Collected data
————————
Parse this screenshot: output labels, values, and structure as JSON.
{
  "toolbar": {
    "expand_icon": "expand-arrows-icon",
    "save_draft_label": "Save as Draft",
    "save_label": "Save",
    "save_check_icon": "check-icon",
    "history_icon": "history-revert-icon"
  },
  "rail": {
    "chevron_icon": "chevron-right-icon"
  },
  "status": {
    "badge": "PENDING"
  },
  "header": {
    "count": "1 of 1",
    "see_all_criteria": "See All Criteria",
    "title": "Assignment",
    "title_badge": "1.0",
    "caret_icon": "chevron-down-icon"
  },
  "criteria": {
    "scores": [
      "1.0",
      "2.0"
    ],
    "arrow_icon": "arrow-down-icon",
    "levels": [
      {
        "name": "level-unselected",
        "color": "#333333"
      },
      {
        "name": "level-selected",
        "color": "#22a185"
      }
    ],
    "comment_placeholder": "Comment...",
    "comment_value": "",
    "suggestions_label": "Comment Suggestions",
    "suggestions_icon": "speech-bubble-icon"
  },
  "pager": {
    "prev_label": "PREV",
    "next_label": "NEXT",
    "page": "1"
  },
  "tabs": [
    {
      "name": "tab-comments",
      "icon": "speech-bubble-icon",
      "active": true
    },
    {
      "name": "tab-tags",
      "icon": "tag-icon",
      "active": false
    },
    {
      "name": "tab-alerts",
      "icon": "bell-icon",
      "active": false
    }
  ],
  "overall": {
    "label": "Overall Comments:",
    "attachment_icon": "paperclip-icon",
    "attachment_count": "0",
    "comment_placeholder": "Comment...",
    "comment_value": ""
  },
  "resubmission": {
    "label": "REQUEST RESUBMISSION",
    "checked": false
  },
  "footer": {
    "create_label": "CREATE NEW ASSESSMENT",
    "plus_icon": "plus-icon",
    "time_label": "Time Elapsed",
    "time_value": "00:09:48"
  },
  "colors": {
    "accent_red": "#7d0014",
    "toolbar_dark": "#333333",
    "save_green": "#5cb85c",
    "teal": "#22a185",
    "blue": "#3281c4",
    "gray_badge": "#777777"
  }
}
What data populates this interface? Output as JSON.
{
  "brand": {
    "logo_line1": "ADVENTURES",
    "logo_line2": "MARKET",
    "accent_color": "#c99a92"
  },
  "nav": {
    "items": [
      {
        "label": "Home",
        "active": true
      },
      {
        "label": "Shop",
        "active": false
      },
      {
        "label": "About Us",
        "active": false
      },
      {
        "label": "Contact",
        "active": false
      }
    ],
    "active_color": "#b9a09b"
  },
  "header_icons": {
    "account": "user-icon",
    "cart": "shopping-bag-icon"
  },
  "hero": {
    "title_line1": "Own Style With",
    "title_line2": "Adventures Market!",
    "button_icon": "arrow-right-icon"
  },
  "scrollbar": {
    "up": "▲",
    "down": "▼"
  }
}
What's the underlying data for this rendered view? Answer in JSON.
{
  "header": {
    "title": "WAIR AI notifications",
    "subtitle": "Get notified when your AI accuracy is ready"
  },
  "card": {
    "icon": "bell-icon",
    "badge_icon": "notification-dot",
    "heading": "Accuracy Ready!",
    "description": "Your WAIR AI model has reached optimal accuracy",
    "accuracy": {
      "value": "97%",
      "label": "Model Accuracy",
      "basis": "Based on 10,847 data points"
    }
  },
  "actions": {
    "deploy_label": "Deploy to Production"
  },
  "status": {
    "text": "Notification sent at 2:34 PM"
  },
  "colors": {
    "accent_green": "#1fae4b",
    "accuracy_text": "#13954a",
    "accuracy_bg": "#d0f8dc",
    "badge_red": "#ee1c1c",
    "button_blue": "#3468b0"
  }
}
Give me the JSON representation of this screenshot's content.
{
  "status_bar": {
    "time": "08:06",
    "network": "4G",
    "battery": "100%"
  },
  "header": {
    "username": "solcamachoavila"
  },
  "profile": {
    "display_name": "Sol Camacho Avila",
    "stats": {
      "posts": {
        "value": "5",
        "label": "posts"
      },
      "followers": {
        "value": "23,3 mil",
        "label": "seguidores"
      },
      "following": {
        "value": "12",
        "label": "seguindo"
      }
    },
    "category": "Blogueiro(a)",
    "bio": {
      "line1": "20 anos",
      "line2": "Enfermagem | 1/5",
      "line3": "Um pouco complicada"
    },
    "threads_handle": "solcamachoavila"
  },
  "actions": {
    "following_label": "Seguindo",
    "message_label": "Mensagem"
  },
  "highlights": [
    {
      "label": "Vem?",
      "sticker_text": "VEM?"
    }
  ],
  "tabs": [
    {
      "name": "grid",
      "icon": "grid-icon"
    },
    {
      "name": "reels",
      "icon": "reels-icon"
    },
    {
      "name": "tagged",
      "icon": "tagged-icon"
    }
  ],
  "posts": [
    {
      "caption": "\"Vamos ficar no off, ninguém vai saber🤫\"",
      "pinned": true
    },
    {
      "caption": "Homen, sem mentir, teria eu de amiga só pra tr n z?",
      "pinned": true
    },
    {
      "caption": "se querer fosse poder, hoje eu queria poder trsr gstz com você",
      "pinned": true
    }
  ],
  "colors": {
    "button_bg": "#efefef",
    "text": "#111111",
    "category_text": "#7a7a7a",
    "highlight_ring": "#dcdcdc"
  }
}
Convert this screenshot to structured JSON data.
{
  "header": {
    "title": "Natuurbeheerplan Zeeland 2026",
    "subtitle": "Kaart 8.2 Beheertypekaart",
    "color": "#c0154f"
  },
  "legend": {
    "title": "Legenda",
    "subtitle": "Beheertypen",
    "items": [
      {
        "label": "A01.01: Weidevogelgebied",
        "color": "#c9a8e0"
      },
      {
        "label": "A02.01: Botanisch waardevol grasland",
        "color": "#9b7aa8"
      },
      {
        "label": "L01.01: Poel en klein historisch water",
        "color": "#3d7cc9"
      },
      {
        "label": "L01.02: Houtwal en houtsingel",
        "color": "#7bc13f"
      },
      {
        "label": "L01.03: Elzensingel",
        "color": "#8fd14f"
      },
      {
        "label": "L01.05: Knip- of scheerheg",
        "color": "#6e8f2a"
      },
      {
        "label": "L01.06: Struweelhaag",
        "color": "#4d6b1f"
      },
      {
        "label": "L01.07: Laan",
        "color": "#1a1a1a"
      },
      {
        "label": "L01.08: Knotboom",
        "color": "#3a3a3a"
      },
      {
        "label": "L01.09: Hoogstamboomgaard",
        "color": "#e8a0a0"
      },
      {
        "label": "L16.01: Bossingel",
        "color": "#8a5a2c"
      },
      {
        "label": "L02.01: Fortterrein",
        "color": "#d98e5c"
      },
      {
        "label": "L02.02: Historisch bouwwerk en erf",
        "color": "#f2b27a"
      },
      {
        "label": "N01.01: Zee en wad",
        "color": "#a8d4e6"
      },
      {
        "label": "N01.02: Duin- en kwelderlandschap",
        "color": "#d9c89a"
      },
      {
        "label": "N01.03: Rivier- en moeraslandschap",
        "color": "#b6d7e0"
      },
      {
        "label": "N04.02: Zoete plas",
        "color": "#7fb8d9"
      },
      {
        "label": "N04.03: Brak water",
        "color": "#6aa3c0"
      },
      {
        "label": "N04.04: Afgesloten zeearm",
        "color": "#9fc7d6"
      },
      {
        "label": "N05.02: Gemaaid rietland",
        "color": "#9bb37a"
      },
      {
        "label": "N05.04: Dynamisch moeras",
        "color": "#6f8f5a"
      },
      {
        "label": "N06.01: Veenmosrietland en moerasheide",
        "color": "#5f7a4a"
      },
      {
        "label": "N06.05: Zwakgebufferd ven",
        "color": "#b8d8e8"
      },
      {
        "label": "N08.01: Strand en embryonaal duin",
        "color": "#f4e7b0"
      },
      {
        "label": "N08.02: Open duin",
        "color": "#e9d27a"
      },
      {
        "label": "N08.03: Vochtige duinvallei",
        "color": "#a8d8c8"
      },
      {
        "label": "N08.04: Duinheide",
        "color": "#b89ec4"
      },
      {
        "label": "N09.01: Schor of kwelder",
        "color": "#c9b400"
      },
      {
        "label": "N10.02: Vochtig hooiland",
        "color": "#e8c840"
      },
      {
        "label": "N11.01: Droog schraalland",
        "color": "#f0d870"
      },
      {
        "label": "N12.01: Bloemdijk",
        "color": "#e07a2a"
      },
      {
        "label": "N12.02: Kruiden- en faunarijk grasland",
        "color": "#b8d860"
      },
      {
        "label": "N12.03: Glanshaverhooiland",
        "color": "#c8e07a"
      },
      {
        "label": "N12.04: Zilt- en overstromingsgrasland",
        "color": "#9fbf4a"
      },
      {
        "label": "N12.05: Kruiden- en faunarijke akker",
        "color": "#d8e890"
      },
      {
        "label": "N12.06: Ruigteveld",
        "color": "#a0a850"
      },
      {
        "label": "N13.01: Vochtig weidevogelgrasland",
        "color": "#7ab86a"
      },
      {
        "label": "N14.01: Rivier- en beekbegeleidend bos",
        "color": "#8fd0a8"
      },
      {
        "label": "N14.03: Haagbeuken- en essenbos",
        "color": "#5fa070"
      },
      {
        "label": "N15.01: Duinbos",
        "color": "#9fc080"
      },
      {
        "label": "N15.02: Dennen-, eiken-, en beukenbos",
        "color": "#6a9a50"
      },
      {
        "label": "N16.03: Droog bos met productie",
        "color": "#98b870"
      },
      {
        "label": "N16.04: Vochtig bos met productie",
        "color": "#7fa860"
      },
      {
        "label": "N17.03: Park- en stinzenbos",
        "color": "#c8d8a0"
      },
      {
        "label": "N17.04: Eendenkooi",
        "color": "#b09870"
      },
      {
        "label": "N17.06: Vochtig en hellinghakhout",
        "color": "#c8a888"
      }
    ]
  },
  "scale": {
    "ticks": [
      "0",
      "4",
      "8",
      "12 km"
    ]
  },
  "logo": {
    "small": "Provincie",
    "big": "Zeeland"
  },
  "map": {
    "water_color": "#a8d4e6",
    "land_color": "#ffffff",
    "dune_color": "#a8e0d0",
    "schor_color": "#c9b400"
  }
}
————————
Using the material above, count the lines containing the word "productie". Reply with the number alone.

2